**Figure record listings**.
• • • •

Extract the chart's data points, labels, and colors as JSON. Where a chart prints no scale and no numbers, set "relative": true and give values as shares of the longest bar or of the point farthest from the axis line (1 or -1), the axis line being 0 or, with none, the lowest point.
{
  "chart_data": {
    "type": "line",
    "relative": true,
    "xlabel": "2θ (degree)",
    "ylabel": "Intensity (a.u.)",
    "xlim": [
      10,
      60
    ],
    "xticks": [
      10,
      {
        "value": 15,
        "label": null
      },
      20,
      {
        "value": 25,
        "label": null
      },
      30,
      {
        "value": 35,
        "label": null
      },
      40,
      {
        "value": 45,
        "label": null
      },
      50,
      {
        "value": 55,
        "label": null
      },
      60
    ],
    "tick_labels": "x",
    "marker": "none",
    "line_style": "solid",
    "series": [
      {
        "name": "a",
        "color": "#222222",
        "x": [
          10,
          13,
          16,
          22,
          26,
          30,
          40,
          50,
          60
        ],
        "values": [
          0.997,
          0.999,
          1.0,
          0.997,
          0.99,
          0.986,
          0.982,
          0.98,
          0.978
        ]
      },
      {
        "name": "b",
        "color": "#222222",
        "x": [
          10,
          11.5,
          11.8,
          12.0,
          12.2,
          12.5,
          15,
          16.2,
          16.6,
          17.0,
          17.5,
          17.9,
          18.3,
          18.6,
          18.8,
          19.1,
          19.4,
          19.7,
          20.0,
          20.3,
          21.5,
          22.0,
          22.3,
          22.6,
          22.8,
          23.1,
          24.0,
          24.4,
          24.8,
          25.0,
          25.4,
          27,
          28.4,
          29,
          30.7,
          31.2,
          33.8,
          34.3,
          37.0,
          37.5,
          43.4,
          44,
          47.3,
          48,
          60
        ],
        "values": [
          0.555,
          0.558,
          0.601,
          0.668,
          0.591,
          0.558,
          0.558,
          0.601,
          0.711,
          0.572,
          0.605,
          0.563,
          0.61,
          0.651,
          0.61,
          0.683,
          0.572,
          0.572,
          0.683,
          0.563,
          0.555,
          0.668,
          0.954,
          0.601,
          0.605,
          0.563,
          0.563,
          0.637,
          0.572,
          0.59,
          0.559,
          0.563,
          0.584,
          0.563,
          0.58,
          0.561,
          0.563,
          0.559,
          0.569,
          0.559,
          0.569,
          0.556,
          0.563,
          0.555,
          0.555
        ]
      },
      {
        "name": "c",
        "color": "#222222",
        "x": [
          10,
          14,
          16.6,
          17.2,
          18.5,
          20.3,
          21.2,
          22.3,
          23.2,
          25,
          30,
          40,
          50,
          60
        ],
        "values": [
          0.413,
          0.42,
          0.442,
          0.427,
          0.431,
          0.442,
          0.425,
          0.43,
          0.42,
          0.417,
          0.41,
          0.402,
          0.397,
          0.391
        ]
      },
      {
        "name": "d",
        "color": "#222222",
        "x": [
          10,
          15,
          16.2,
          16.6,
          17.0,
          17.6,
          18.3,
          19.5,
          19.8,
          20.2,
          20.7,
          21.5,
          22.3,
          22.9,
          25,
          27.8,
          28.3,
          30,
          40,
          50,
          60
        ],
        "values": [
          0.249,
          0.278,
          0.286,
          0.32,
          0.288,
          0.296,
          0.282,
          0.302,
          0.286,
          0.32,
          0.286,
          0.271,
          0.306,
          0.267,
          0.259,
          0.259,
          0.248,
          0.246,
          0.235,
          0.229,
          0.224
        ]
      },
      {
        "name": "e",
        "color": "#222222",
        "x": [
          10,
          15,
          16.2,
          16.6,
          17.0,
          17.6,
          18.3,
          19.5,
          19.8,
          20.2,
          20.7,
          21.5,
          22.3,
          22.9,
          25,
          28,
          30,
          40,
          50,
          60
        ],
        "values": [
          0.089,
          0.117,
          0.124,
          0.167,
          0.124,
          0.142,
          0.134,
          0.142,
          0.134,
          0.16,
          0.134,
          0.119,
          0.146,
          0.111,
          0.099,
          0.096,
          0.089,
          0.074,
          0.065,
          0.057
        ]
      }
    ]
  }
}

• • • •

**STATED GOAL**. Collect the lines that hold "relative".

**SOLUTION FOR THIS PROBLEM**.
Extract the chart's data points, labels, and colors as JSON. Where a chart prints no scale and no numbers, set "relative": true and give values as shares of the longest bar or of the point farthest from the axis line (1 or -1), the axis line being 0 or, with none, the lowest point.
    "relative": true,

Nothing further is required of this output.